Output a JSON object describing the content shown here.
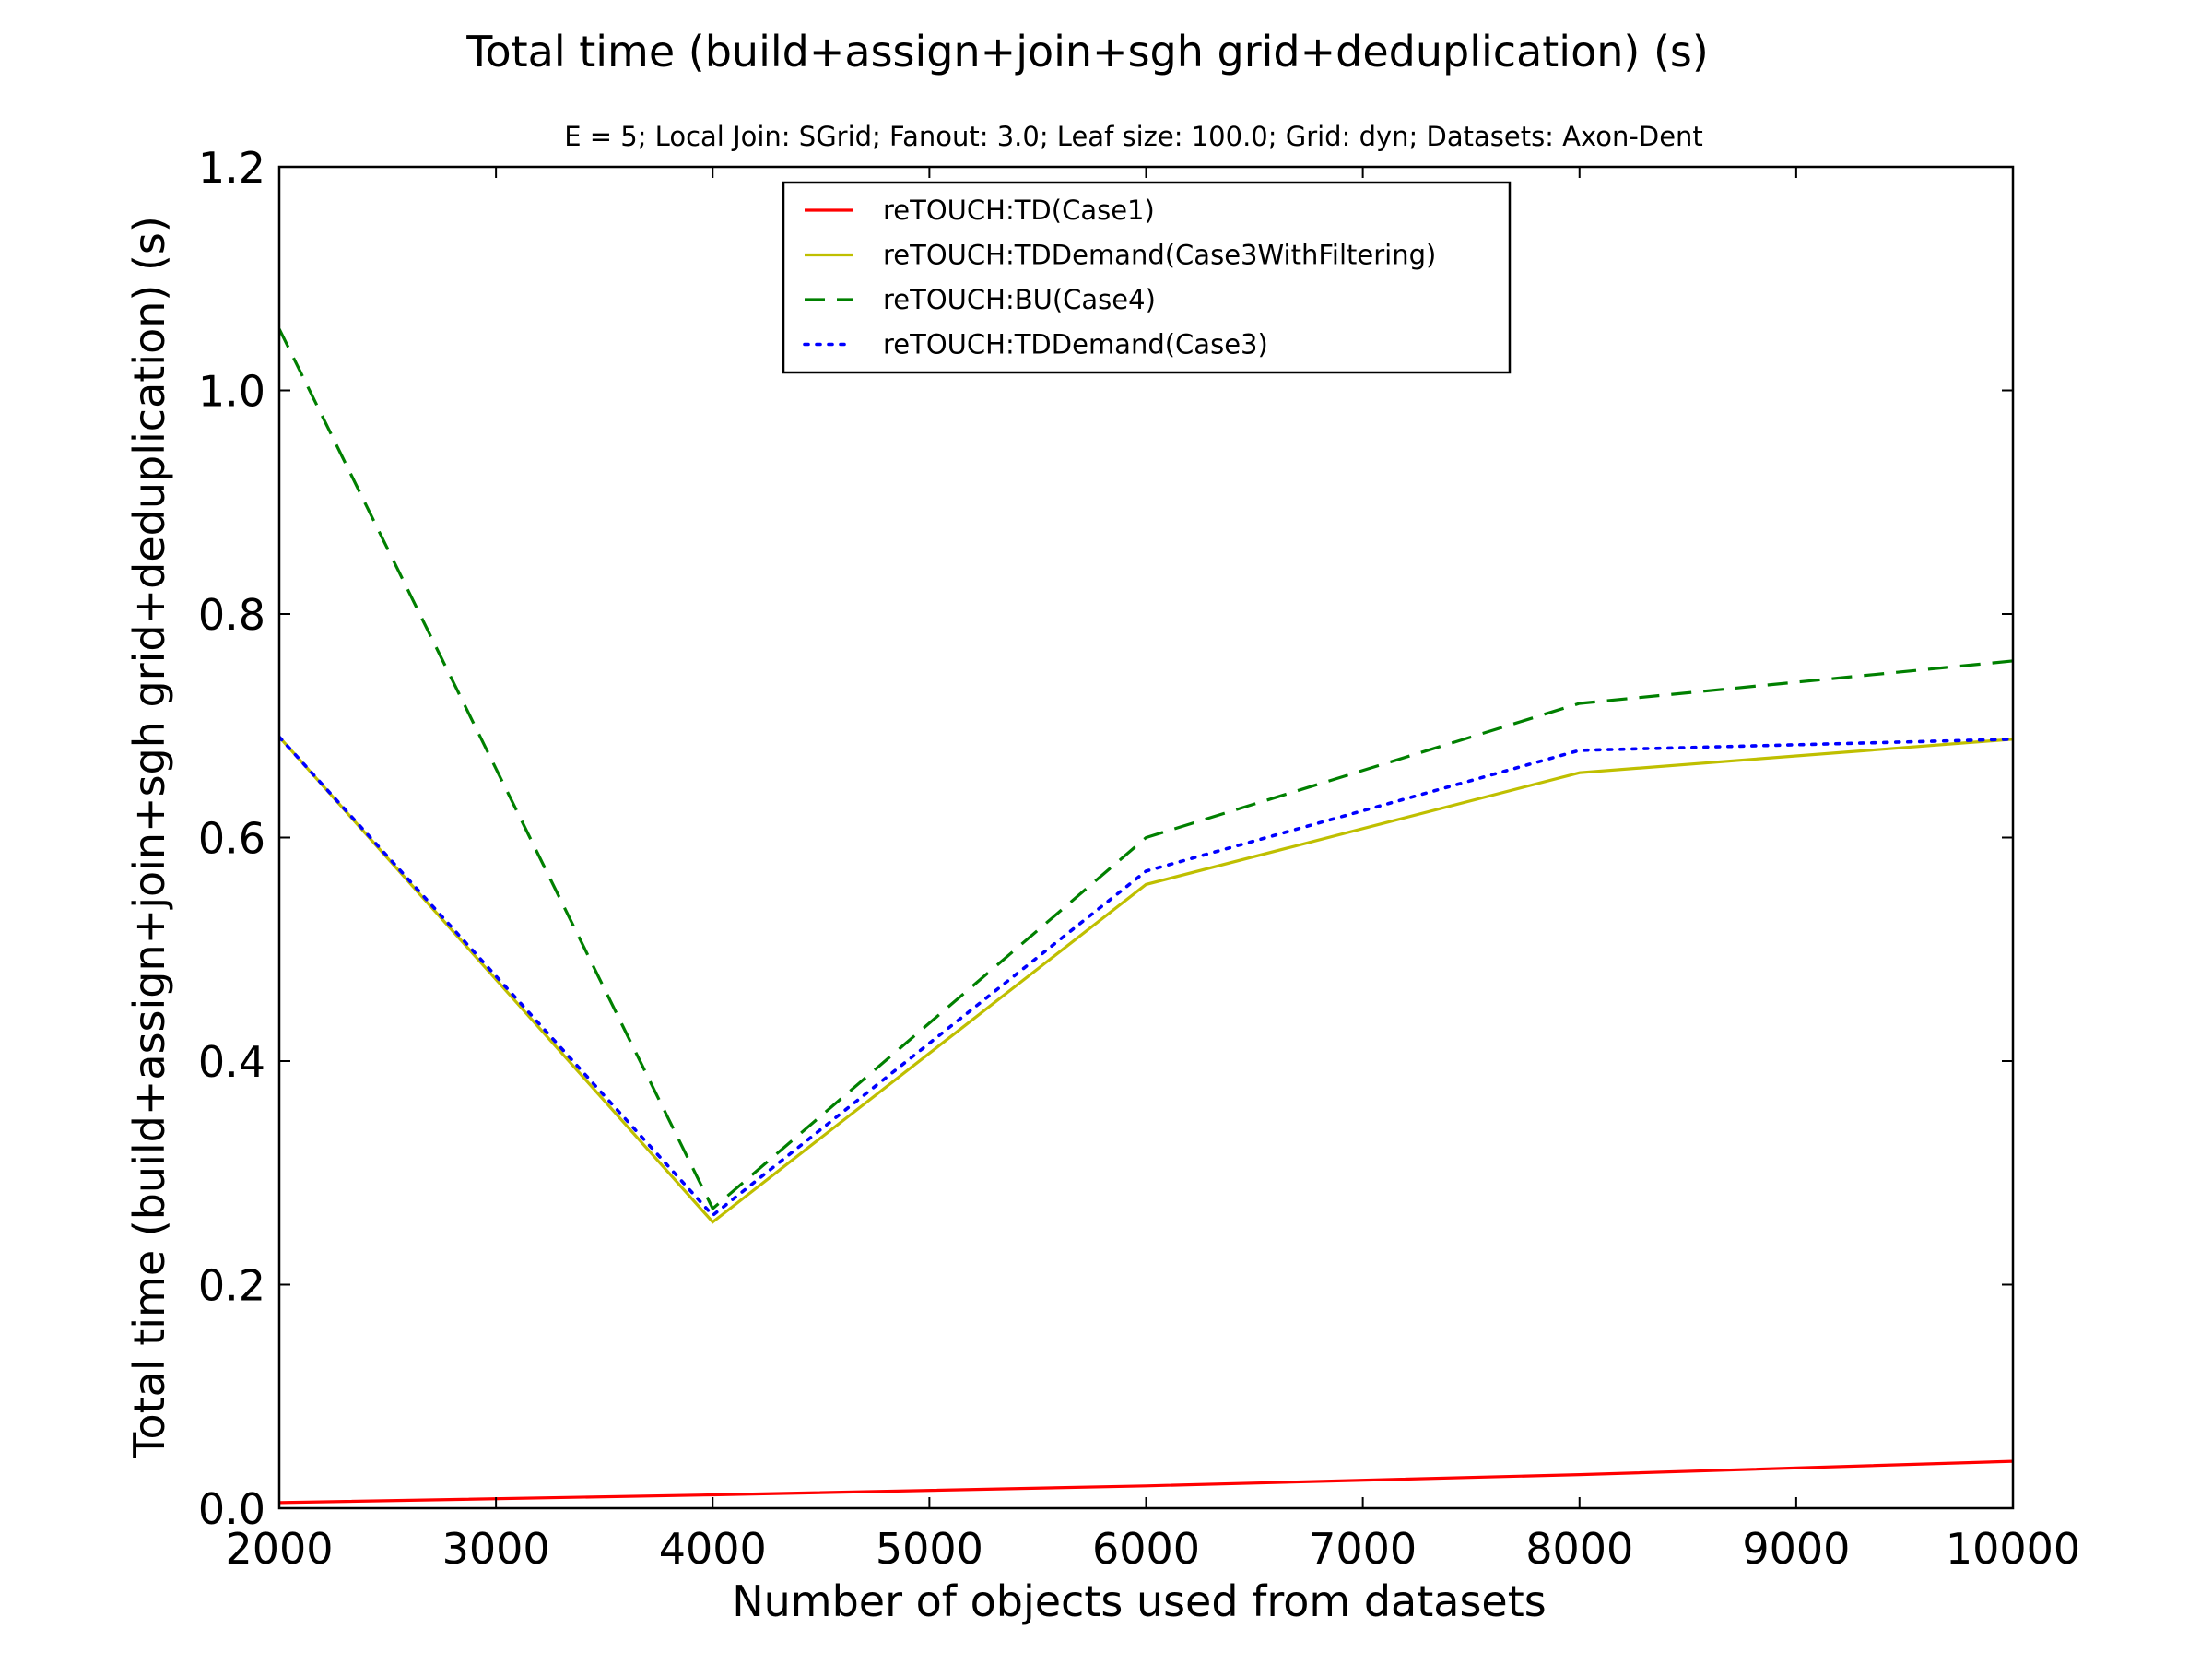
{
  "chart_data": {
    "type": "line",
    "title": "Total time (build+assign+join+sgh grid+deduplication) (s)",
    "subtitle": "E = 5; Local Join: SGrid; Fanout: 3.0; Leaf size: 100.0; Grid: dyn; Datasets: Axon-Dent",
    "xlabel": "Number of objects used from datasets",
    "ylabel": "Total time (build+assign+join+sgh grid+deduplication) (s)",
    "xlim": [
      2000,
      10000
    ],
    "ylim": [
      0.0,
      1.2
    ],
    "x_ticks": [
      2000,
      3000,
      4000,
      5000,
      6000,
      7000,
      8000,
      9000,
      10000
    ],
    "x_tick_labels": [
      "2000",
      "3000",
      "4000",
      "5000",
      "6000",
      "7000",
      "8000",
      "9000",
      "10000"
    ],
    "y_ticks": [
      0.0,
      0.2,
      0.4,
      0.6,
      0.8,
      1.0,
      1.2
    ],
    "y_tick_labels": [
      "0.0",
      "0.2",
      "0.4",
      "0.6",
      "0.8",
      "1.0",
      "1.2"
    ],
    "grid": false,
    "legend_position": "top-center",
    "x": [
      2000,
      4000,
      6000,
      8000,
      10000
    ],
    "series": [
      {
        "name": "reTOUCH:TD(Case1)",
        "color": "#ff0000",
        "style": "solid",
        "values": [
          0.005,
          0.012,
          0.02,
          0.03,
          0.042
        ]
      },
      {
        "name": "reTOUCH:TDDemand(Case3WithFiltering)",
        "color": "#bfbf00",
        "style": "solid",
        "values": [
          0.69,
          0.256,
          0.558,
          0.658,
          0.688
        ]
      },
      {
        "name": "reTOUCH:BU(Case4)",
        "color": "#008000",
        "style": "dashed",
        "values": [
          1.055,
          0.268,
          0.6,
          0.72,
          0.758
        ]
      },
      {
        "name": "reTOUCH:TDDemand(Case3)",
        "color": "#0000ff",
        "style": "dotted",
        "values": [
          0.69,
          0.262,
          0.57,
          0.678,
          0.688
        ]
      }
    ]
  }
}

*-*-*

Go through the material above and copy each line that has the word "build".

- _Task solution_:
    "title": "Total time (build+assign+join+sgh grid+deduplication) (s)",
    "ylabel": "Total time (build+assign+join+sgh grid+deduplication) (s)",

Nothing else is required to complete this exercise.